WHAT YOU ARE ASKED TO DO: Go through the material below and copy each line where the word "подходящее" appears.

+ + + + + + +

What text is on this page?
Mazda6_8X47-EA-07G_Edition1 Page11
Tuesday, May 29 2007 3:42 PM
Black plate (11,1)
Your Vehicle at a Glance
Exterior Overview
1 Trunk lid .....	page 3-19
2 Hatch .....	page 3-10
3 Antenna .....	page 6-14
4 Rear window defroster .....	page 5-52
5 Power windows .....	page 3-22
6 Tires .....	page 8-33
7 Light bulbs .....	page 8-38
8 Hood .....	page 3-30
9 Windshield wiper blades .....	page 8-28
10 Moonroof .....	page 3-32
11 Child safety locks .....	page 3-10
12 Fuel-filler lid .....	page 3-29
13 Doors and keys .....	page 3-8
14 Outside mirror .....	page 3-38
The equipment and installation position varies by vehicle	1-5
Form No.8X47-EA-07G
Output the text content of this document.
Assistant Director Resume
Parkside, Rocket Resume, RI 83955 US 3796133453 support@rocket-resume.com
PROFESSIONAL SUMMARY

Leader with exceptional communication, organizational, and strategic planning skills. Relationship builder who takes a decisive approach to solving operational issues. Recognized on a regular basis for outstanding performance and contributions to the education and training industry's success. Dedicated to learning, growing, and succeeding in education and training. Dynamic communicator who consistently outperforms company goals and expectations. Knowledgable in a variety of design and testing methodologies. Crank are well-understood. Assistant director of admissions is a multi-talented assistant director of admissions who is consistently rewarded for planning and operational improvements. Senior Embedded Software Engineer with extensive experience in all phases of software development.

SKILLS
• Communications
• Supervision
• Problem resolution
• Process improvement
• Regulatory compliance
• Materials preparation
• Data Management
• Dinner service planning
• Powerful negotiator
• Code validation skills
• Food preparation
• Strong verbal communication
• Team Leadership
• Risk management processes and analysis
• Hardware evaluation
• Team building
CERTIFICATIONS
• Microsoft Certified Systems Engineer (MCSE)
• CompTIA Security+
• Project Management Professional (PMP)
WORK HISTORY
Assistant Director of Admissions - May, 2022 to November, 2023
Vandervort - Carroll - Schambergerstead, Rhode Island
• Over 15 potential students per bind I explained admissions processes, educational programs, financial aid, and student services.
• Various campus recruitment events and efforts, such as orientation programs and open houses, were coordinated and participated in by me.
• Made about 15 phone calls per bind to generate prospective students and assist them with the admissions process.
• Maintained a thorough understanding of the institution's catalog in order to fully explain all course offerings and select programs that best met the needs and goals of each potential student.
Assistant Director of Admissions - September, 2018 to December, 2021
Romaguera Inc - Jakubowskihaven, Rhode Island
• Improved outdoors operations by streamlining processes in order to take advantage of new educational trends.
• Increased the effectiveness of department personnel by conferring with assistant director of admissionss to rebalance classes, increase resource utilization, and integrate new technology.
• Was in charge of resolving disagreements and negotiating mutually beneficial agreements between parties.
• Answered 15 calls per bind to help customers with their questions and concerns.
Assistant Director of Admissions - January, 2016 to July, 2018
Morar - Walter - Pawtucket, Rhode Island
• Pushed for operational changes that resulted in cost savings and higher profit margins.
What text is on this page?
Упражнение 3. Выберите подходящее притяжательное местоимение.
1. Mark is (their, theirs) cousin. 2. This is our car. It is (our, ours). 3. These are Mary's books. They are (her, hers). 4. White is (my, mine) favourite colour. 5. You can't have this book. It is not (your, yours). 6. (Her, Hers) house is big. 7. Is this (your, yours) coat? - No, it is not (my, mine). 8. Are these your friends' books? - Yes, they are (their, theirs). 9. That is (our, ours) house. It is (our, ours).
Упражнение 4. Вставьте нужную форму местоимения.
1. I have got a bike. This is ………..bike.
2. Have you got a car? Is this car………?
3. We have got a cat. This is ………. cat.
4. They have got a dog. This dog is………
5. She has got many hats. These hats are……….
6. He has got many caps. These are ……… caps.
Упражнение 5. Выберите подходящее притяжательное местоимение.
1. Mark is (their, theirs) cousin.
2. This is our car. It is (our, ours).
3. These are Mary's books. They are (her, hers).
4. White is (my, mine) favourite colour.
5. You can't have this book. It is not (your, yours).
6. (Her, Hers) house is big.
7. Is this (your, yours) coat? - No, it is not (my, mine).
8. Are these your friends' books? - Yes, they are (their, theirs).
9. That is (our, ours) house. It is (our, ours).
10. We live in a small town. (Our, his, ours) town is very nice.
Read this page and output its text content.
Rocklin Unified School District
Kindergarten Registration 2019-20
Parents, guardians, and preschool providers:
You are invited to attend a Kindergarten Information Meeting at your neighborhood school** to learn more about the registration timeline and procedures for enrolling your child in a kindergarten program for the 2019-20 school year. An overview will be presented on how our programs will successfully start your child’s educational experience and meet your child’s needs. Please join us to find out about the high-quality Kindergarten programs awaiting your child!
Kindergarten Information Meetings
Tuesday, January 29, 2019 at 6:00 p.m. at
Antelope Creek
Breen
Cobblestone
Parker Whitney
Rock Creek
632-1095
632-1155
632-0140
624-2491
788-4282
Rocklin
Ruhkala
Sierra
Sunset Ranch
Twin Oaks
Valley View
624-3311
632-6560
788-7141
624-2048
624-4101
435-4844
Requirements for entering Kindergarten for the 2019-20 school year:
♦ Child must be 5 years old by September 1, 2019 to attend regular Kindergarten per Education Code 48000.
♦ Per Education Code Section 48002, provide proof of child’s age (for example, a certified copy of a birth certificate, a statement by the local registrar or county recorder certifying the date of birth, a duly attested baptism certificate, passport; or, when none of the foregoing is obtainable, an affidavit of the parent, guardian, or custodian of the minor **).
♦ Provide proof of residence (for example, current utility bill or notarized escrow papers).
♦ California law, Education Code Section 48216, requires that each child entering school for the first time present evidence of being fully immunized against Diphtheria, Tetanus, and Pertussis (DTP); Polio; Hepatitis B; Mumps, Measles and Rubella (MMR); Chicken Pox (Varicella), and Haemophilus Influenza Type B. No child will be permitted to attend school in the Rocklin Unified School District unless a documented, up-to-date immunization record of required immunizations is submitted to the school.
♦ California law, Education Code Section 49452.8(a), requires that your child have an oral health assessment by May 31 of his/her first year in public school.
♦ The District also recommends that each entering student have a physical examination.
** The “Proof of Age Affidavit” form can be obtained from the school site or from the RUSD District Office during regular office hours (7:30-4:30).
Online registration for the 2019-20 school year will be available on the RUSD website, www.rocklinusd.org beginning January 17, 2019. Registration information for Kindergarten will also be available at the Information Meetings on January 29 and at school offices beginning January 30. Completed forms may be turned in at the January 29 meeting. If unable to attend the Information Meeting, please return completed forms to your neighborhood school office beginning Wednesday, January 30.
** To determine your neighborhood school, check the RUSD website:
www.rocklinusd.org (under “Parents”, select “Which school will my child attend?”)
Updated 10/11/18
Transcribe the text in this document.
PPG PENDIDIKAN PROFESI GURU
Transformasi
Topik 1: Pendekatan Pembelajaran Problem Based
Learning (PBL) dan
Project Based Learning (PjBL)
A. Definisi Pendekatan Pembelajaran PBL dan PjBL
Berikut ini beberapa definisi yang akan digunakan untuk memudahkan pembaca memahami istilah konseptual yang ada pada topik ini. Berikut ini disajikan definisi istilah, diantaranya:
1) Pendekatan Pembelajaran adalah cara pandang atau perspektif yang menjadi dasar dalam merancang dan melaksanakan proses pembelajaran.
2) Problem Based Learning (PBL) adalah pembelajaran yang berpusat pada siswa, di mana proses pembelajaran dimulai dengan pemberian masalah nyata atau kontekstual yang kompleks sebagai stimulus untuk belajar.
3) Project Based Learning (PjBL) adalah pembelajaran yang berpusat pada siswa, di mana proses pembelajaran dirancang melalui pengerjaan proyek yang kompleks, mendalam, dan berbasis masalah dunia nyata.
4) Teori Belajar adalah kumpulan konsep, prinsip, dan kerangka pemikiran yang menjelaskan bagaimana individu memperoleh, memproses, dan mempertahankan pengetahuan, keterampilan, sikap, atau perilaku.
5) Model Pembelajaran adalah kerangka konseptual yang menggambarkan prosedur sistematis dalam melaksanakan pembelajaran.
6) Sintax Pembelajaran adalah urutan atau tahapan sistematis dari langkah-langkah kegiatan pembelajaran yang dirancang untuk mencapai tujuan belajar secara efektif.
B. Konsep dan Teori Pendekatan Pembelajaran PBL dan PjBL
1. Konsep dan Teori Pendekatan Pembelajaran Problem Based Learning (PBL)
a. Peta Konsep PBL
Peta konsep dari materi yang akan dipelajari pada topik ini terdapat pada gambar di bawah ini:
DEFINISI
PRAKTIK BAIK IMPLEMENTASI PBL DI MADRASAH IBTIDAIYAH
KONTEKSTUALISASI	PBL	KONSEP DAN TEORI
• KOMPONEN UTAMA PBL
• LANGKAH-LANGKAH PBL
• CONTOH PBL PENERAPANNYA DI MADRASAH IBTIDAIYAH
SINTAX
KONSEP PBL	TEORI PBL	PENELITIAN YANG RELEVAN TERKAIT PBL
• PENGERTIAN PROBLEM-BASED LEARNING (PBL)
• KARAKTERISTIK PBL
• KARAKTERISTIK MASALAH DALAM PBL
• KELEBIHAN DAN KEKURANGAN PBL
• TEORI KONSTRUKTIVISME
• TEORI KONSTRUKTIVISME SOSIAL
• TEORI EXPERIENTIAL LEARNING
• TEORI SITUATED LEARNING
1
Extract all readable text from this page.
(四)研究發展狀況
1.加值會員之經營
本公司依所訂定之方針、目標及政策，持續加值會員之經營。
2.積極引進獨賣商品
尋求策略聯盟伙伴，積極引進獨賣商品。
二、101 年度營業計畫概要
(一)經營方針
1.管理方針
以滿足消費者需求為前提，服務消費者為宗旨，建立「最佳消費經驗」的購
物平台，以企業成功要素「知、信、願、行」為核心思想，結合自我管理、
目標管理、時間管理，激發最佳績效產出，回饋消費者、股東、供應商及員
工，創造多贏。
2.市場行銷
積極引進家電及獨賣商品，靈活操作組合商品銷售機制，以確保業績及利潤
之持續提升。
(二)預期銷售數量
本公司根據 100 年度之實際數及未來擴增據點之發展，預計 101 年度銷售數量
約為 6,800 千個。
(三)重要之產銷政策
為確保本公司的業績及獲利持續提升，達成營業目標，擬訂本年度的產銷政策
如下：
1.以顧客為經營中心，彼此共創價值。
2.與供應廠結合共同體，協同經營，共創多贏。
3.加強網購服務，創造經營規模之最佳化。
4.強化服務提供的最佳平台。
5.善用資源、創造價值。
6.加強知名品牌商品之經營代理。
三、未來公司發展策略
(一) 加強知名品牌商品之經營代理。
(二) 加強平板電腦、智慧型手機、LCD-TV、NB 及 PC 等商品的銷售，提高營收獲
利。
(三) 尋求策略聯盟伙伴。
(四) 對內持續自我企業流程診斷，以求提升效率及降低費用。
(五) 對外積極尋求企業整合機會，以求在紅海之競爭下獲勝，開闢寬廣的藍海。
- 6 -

+ + + + + + +

TASK OUTPUT:
Упражнение 3. Выберите подходящее притяжательное местоимение.
Упражнение 5. Выберите подходящее притяжательное местоимение.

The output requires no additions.